- [The task]
Take every line that has the string "image" and copy it out.

## START Entries

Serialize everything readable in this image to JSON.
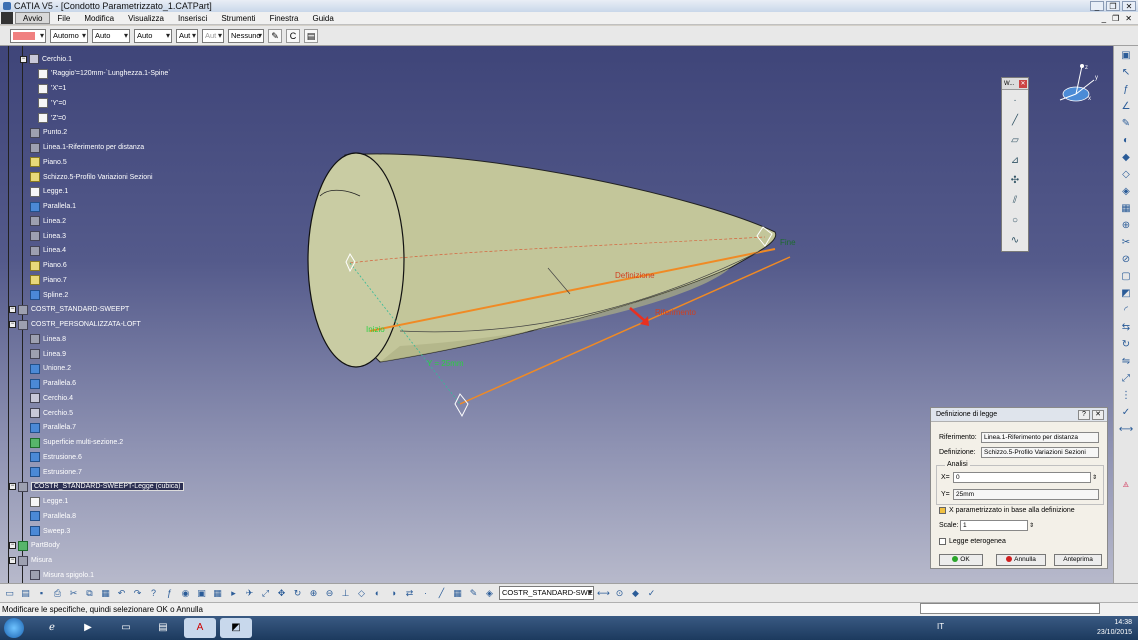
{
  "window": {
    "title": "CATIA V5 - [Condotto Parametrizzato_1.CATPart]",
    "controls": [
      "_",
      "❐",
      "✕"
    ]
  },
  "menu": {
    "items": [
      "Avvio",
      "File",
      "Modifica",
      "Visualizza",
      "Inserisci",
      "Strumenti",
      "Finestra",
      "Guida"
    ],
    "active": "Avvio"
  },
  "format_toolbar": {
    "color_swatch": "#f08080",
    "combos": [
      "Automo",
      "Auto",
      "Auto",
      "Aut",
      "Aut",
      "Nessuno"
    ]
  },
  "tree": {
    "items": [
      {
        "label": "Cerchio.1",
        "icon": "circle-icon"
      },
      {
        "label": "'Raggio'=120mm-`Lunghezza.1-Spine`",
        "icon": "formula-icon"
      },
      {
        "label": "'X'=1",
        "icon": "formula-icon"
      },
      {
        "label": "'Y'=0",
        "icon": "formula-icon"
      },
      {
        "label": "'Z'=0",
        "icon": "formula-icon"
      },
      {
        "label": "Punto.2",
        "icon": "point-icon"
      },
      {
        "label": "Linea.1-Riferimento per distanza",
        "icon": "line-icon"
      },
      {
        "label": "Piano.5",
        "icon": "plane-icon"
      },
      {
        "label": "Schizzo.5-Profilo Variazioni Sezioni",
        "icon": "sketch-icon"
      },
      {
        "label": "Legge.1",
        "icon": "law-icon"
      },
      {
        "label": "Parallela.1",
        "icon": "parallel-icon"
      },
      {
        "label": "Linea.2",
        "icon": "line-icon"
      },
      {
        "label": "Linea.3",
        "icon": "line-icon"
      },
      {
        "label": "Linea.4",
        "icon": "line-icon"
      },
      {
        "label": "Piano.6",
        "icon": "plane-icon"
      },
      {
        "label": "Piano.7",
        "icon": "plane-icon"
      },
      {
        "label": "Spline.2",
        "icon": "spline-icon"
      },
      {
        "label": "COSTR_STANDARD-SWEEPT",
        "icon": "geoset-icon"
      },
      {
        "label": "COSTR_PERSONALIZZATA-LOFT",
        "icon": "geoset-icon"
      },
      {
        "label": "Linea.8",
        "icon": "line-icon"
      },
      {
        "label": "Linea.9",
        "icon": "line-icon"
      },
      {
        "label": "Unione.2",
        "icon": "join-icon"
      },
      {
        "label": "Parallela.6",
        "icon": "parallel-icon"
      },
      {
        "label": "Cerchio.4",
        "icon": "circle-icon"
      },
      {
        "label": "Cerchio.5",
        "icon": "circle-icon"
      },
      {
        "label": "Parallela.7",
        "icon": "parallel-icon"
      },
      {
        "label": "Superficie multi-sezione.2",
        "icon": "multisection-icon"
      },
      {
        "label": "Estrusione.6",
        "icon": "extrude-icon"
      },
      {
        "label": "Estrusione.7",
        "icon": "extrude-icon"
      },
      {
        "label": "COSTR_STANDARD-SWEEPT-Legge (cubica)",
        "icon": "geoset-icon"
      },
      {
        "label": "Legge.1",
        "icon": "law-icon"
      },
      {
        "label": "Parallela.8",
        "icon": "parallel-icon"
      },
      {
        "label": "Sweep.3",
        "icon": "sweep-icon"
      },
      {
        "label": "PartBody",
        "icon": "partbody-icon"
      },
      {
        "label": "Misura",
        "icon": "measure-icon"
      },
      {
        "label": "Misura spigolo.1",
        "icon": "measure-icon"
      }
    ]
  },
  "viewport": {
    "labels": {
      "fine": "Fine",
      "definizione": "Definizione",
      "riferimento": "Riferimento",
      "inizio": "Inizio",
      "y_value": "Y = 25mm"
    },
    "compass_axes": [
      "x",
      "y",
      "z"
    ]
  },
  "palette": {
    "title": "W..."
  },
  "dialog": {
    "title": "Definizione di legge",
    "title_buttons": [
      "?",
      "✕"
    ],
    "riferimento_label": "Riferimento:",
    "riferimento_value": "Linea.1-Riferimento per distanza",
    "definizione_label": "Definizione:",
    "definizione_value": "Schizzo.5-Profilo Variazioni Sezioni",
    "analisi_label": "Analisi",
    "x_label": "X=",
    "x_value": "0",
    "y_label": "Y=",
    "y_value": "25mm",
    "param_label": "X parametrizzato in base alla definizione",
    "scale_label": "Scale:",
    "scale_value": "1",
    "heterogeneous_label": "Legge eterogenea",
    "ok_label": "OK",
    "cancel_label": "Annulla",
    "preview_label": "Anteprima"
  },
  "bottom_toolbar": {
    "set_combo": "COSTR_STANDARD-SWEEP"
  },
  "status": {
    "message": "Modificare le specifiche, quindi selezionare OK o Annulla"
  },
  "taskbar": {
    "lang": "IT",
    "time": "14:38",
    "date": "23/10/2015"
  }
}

## END Entries
## START Entries

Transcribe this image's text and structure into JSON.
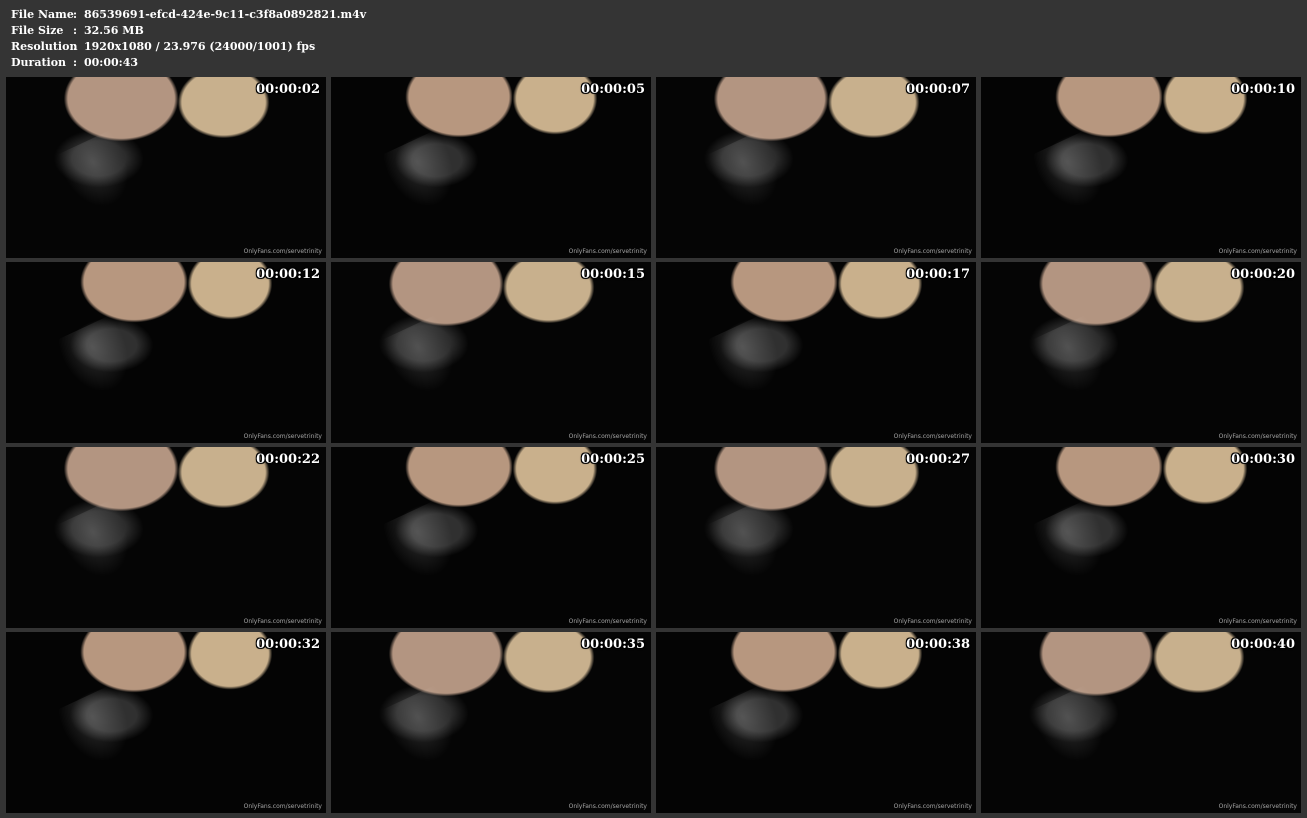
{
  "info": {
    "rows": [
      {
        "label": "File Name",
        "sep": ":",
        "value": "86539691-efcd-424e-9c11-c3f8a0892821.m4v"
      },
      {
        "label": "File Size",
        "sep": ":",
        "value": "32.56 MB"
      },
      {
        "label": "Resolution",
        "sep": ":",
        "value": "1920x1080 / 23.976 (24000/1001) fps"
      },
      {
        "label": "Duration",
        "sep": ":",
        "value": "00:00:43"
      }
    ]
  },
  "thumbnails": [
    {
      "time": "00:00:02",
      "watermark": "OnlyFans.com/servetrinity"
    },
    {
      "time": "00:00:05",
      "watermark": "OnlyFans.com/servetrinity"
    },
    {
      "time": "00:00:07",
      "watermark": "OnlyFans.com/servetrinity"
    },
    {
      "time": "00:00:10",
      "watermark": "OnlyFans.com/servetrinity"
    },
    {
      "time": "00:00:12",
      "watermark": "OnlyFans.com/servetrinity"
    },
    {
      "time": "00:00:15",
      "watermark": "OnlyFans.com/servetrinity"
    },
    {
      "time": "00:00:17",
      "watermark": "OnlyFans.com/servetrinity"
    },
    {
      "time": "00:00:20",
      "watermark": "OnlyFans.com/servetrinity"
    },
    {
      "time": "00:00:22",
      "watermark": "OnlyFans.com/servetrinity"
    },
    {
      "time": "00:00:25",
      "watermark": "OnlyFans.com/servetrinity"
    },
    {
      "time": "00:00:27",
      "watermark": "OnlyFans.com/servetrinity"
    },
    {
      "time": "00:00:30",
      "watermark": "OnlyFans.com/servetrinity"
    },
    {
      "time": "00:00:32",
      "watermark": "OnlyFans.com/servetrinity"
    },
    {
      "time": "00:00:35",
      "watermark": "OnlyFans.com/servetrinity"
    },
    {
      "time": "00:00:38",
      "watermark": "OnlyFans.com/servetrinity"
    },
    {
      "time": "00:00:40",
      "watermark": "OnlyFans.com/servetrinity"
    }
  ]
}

## END Entries

- [Output of the exercise]
Serialize everything readable in this image to JSON.
Transcribe this image's text and structure into JSON.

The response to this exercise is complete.